§ **Written exercise**:
Each line holding the word "Clean" counts once; give the total and nothing more.

— START Supplied data —

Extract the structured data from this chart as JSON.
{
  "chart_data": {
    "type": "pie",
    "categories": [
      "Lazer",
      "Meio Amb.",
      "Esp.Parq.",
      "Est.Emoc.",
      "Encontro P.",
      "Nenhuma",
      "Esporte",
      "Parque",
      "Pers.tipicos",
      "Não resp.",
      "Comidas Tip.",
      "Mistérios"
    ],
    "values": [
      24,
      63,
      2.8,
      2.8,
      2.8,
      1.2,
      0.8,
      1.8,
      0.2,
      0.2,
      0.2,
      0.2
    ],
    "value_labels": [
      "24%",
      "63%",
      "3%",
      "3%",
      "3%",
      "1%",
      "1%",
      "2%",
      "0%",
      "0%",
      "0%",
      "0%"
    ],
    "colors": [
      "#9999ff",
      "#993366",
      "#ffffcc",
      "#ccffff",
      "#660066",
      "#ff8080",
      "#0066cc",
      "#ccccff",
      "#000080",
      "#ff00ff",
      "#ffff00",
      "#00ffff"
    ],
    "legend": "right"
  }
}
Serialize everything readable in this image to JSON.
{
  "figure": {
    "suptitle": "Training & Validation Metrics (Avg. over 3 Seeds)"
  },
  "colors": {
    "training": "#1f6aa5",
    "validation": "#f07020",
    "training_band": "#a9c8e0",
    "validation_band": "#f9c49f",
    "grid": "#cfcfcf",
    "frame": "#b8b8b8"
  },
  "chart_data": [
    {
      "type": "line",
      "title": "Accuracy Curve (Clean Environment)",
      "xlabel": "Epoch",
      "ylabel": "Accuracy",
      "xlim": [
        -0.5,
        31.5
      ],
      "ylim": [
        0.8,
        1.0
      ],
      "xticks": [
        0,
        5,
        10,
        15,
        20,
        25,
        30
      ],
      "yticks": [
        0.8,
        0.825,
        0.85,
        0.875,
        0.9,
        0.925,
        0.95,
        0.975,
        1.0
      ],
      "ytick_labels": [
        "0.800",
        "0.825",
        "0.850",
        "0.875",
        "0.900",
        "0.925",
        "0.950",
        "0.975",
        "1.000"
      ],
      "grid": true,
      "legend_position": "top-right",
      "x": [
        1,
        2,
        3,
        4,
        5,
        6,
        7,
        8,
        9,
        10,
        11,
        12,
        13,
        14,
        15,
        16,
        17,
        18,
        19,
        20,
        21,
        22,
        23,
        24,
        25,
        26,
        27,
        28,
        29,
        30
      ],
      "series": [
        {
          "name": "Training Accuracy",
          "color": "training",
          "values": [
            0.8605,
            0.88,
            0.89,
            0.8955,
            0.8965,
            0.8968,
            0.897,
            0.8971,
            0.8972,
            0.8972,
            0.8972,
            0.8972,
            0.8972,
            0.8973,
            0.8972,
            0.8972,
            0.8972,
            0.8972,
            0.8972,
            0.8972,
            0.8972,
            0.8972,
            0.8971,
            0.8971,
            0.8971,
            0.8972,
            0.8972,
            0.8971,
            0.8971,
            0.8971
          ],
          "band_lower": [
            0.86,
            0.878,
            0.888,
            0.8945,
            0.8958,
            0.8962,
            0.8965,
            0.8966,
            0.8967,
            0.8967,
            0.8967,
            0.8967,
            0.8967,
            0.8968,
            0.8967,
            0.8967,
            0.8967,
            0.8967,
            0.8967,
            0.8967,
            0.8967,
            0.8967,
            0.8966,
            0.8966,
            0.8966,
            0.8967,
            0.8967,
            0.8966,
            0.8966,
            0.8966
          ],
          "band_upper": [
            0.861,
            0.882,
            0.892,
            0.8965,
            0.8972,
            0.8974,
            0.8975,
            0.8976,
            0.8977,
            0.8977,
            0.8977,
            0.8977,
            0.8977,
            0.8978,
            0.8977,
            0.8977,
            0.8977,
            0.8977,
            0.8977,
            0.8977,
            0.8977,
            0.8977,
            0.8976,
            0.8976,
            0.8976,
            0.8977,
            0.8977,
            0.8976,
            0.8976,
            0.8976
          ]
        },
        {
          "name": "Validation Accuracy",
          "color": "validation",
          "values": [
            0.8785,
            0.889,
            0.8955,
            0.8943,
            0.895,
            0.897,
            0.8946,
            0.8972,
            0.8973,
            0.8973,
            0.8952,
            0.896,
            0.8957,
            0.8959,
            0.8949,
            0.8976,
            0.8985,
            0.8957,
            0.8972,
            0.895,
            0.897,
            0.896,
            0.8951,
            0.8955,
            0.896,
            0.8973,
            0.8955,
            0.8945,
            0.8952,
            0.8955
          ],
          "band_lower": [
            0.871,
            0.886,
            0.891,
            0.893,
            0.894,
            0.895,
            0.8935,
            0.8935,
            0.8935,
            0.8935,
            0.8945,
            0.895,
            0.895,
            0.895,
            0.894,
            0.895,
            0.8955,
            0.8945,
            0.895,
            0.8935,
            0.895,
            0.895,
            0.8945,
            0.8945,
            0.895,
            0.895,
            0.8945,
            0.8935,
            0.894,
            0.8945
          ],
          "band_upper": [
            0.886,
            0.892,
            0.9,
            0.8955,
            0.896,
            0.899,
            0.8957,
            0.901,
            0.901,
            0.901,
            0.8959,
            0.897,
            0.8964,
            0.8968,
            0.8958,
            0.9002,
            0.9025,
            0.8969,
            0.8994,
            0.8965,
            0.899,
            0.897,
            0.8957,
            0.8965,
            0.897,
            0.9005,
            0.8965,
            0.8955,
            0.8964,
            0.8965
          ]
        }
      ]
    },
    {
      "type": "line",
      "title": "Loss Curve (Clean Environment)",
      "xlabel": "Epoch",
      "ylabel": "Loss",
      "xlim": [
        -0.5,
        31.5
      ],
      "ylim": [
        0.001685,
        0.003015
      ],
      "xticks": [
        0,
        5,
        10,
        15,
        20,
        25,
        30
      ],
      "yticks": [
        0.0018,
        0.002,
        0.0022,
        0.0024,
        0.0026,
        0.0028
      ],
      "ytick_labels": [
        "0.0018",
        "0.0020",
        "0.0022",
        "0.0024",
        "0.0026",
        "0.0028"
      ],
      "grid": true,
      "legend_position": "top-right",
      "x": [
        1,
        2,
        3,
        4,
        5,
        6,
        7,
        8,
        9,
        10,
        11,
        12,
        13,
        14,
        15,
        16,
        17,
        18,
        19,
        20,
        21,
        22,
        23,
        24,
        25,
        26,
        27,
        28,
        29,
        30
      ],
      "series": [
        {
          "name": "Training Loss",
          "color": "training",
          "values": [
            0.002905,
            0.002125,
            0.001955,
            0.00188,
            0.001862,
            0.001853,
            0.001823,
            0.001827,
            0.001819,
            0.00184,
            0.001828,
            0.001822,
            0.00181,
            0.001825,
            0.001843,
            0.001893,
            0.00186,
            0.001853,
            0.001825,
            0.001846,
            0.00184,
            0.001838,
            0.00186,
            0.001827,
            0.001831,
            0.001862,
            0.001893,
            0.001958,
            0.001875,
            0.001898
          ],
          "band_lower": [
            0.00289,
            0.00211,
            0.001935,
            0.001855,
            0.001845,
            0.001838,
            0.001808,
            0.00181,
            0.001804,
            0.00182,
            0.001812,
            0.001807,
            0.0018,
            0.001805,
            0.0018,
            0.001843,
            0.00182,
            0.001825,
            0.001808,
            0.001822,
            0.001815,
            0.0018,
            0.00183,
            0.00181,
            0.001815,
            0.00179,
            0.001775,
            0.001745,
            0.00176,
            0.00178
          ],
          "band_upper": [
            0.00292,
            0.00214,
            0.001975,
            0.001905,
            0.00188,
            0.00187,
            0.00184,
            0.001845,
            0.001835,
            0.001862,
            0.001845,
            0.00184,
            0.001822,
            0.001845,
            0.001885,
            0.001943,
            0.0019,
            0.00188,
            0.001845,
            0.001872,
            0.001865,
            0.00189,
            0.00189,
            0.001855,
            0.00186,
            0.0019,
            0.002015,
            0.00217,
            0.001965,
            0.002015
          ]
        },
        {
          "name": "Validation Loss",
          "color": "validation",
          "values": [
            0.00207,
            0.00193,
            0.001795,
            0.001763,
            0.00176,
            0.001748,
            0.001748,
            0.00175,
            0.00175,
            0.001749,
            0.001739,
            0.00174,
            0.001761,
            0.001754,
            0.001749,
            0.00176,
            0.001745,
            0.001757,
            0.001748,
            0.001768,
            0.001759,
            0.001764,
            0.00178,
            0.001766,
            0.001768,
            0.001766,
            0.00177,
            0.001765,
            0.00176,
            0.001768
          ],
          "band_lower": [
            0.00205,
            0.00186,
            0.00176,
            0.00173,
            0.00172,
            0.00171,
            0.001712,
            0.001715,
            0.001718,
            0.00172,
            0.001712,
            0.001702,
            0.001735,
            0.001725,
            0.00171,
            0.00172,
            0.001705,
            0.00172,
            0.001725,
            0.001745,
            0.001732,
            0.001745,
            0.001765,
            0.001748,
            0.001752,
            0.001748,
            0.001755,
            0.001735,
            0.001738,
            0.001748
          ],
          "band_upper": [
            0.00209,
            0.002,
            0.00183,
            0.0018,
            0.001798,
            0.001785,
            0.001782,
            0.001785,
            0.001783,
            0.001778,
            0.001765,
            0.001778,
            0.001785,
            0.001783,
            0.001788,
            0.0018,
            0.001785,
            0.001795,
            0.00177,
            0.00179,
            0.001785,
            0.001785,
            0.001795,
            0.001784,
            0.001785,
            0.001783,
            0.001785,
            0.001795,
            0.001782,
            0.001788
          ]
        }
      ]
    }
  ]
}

— END Supplied data —

§ **Right answer**:
2